• **EXERCISE TASK**
Images embedded in the records are excluded; print everything else exactly as given.

### SUPPLIED DATA ###

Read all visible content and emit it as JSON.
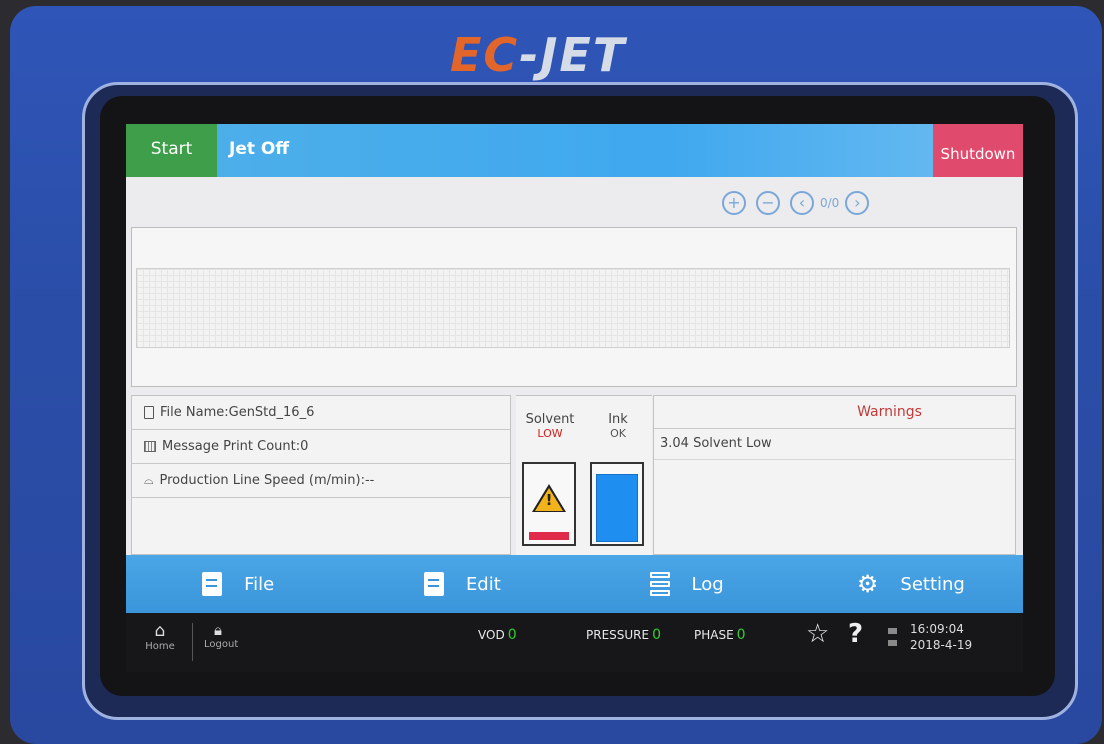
{
  "brand": {
    "prefix": "EC",
    "suffix": "-JET"
  },
  "topbar": {
    "start_label": "Start",
    "jet_status": "Jet Off",
    "shutdown_label": "Shutdown"
  },
  "preview": {
    "zoom_in_icon": "zoom-in-icon",
    "zoom_out_icon": "zoom-out-icon",
    "page_indicator": "0/0"
  },
  "info": {
    "file_name": "File Name:GenStd_16_6",
    "print_count": "Message Print Count:0",
    "line_speed": "Production Line Speed (m/min):--"
  },
  "solvent": {
    "label": "Solvent",
    "status": "LOW",
    "status_color": "#d32020",
    "level_fraction": 0.1
  },
  "ink": {
    "label": "Ink",
    "status": "OK",
    "level_color": "#1e8ef0",
    "level_fraction": 0.85
  },
  "warnings": {
    "title": "Warnings",
    "items": [
      "3.04 Solvent Low"
    ]
  },
  "menu": {
    "file": "File",
    "edit": "Edit",
    "log": "Log",
    "setting": "Setting"
  },
  "statusbar": {
    "home": "Home",
    "logout": "Logout",
    "vod_label": "VOD",
    "vod_value": "0",
    "pressure_label": "PRESSURE",
    "pressure_value": "0",
    "phase_label": "PHASE",
    "phase_value": "0",
    "time": "16:09:04",
    "date": "2018-4-19"
  }
}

###

• **EXERCISE SOLUTION**
Read all visible content and emit it as JSON.
{
  "brand": {
    "prefix": "EC",
    "suffix": "-JET"
  },
  "topbar": {
    "start_label": "Start",
    "jet_status": "Jet Off",
    "shutdown_label": "Shutdown"
  },
  "preview": {
    "zoom_in_icon": "zoom-in-icon",
    "zoom_out_icon": "zoom-out-icon",
    "page_indicator": "0/0"
  },
  "info": {
    "file_name": "File Name:GenStd_16_6",
    "print_count": "Message Print Count:0",
    "line_speed": "Production Line Speed (m/min):--"
  },
  "solvent": {
    "label": "Solvent",
    "status": "LOW",
    "status_color": "#d32020",
    "level_fraction": 0.1
  },
  "ink": {
    "label": "Ink",
    "status": "OK",
    "level_color": "#1e8ef0",
    "level_fraction": 0.85
  },
  "warnings": {
    "title": "Warnings",
    "items": [
      "3.04 Solvent Low"
    ]
  },
  "menu": {
    "file": "File",
    "edit": "Edit",
    "log": "Log",
    "setting": "Setting"
  },
  "statusbar": {
    "home": "Home",
    "logout": "Logout",
    "vod_label": "VOD",
    "vod_value": "0",
    "pressure_label": "PRESSURE",
    "pressure_value": "0",
    "phase_label": "PHASE",
    "phase_value": "0",
    "time": "16:09:04",
    "date": "2018-4-19"
  }
}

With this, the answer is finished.